◆ Source data ◆
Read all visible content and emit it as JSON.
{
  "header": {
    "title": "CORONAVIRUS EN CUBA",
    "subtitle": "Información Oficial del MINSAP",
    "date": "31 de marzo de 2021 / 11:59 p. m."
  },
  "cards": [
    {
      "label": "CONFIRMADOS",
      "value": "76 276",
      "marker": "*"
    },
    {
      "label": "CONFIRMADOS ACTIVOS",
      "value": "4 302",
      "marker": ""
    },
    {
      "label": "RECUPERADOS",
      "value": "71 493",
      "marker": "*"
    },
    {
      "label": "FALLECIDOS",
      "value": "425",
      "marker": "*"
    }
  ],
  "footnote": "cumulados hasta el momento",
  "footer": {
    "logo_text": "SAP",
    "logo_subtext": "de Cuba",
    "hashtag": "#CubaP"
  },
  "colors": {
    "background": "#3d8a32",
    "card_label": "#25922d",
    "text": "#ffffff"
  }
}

◆ What you have to do ◆
The reply must present every entry, transcribed with its exact wording.

◆ Answer to this exercise ◆
Read all visible content and emit it as JSON.
{
  "header": {
    "title": "CORONAVIRUS EN CUBA",
    "subtitle": "Información Oficial del MINSAP",
    "date": "31 de marzo de 2021 / 11:59 p. m."
  },
  "cards": [
    {
      "label": "CONFIRMADOS",
      "value": "76 276",
      "marker": "*"
    },
    {
      "label": "CONFIRMADOS ACTIVOS",
      "value": "4 302",
      "marker": ""
    },
    {
      "label": "RECUPERADOS",
      "value": "71 493",
      "marker": "*"
    },
    {
      "label": "FALLECIDOS",
      "value": "425",
      "marker": "*"
    }
  ],
  "footnote": "cumulados hasta el momento",
  "footer": {
    "logo_text": "SAP",
    "logo_subtext": "de Cuba",
    "hashtag": "#CubaP"
  },
  "colors": {
    "background": "#3d8a32",
    "card_label": "#25922d",
    "text": "#ffffff"
  }
}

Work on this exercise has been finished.